▶ [Instruction]: Your task is to copy every line of the records below that contains "RFECV".

▶ [Dataset excerpts]:
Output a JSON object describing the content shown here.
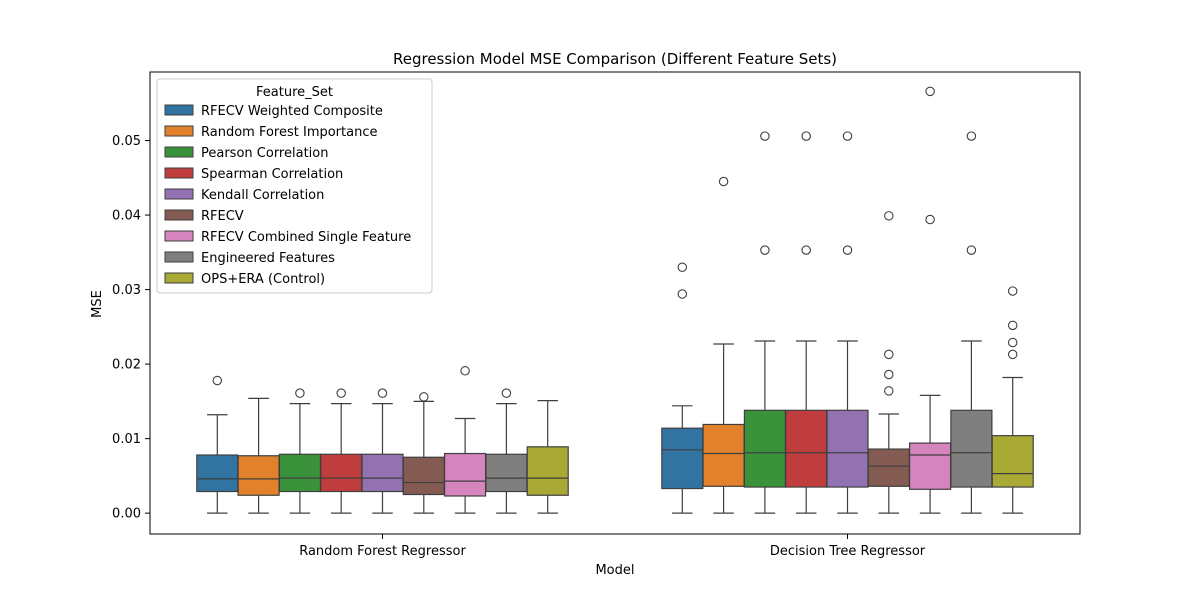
{
  "chart_data": {
    "type": "box",
    "title": "Regression Model MSE Comparison (Different Feature Sets)",
    "xlabel": "Model",
    "ylabel": "MSE",
    "ylim": [
      -0.0028,
      0.0592
    ],
    "yticks": [
      0.0,
      0.01,
      0.02,
      0.03,
      0.04,
      0.05
    ],
    "ytick_labels": [
      "0.00",
      "0.01",
      "0.02",
      "0.03",
      "0.04",
      "0.05"
    ],
    "categories": [
      "Random Forest Regressor",
      "Decision Tree Regressor"
    ],
    "grid": false,
    "legend": {
      "title": "Feature_Set",
      "position": "top-left"
    },
    "series": [
      {
        "name": "RFECV Weighted Composite",
        "color": "#3274a1",
        "boxes": [
          {
            "min": 0.0,
            "q1": 0.0029,
            "median": 0.0046,
            "q3": 0.0078,
            "max": 0.0132,
            "outliers": [
              0.0178
            ]
          },
          {
            "min": 0.0,
            "q1": 0.0033,
            "median": 0.0085,
            "q3": 0.0114,
            "max": 0.0144,
            "outliers": [
              0.0294,
              0.033
            ]
          }
        ]
      },
      {
        "name": "Random Forest Importance",
        "color": "#e1812c",
        "boxes": [
          {
            "min": 0.0,
            "q1": 0.0024,
            "median": 0.0046,
            "q3": 0.0077,
            "max": 0.0154,
            "outliers": []
          },
          {
            "min": 0.0,
            "q1": 0.0036,
            "median": 0.008,
            "q3": 0.0119,
            "max": 0.0227,
            "outliers": [
              0.0445
            ]
          }
        ]
      },
      {
        "name": "Pearson Correlation",
        "color": "#3a923a",
        "boxes": [
          {
            "min": 0.0,
            "q1": 0.0029,
            "median": 0.0047,
            "q3": 0.0079,
            "max": 0.0147,
            "outliers": [
              0.0161
            ]
          },
          {
            "min": 0.0,
            "q1": 0.0035,
            "median": 0.0081,
            "q3": 0.0138,
            "max": 0.0231,
            "outliers": [
              0.0353,
              0.0506
            ]
          }
        ]
      },
      {
        "name": "Spearman Correlation",
        "color": "#c03d3e",
        "boxes": [
          {
            "min": 0.0,
            "q1": 0.0029,
            "median": 0.0047,
            "q3": 0.0079,
            "max": 0.0147,
            "outliers": [
              0.0161
            ]
          },
          {
            "min": 0.0,
            "q1": 0.0035,
            "median": 0.0081,
            "q3": 0.0138,
            "max": 0.0231,
            "outliers": [
              0.0353,
              0.0506
            ]
          }
        ]
      },
      {
        "name": "Kendall Correlation",
        "color": "#9372b2",
        "boxes": [
          {
            "min": 0.0,
            "q1": 0.0029,
            "median": 0.0047,
            "q3": 0.0079,
            "max": 0.0147,
            "outliers": [
              0.0161
            ]
          },
          {
            "min": 0.0,
            "q1": 0.0035,
            "median": 0.0081,
            "q3": 0.0138,
            "max": 0.0231,
            "outliers": [
              0.0353,
              0.0506
            ]
          }
        ]
      },
      {
        "name": "RFECV",
        "color": "#845b53",
        "boxes": [
          {
            "min": 0.0,
            "q1": 0.0025,
            "median": 0.0041,
            "q3": 0.0075,
            "max": 0.015,
            "outliers": [
              0.0156
            ]
          },
          {
            "min": 0.0,
            "q1": 0.0036,
            "median": 0.0063,
            "q3": 0.0086,
            "max": 0.0133,
            "outliers": [
              0.0164,
              0.0186,
              0.0213,
              0.0399
            ]
          }
        ]
      },
      {
        "name": "RFECV Combined Single Feature",
        "color": "#d684bd",
        "boxes": [
          {
            "min": 0.0,
            "q1": 0.0023,
            "median": 0.0043,
            "q3": 0.008,
            "max": 0.0127,
            "outliers": [
              0.0191
            ]
          },
          {
            "min": 0.0,
            "q1": 0.0032,
            "median": 0.0078,
            "q3": 0.0094,
            "max": 0.0158,
            "outliers": [
              0.0394,
              0.0566
            ]
          }
        ]
      },
      {
        "name": "Engineered Features",
        "color": "#7f7f7f",
        "boxes": [
          {
            "min": 0.0,
            "q1": 0.0029,
            "median": 0.0047,
            "q3": 0.0079,
            "max": 0.0147,
            "outliers": [
              0.0161
            ]
          },
          {
            "min": 0.0,
            "q1": 0.0035,
            "median": 0.0081,
            "q3": 0.0138,
            "max": 0.0231,
            "outliers": [
              0.0353,
              0.0506
            ]
          }
        ]
      },
      {
        "name": "OPS+ERA (Control)",
        "color": "#a9aa35",
        "boxes": [
          {
            "min": 0.0,
            "q1": 0.0024,
            "median": 0.0047,
            "q3": 0.0089,
            "max": 0.0151,
            "outliers": []
          },
          {
            "min": 0.0,
            "q1": 0.0035,
            "median": 0.0053,
            "q3": 0.0104,
            "max": 0.0182,
            "outliers": [
              0.0213,
              0.0229,
              0.0252,
              0.0298
            ]
          }
        ]
      }
    ]
  }
}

▶ [Worked solution]:
        "name": "RFECV Weighted Composite",
        "name": "RFECV",
        "name": "RFECV Combined Single Feature",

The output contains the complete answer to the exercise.